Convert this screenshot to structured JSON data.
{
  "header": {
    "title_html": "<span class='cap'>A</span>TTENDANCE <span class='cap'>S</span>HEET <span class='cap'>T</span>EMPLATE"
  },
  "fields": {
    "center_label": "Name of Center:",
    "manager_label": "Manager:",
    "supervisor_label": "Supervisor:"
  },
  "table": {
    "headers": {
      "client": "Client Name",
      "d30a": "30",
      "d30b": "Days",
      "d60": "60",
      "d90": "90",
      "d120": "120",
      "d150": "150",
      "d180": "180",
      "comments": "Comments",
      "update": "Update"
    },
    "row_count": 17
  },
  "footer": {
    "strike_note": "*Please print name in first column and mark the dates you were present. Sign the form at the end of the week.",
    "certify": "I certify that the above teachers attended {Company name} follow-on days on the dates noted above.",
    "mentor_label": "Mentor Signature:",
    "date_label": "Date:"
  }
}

★ ★ ★ ★

> [Set problem] Write each line above out exactly.

> [Written solution]
Convert this screenshot to structured JSON data.
{
  "header": {
    "title_html": "<span class='cap'>A</span>TTENDANCE <span class='cap'>S</span>HEET <span class='cap'>T</span>EMPLATE"
  },
  "fields": {
    "center_label": "Name of Center:",
    "manager_label": "Manager:",
    "supervisor_label": "Supervisor:"
  },
  "table": {
    "headers": {
      "client": "Client Name",
      "d30a": "30",
      "d30b": "Days",
      "d60": "60",
      "d90": "90",
      "d120": "120",
      "d150": "150",
      "d180": "180",
      "comments": "Comments",
      "update": "Update"
    },
    "row_count": 17
  },
  "footer": {
    "strike_note": "*Please print name in first column and mark the dates you were present. Sign the form at the end of the week.",
    "certify": "I certify that the above teachers attended {Company name} follow-on days on the dates noted above.",
    "mentor_label": "Mentor Signature:",
    "date_label": "Date:"
  }
}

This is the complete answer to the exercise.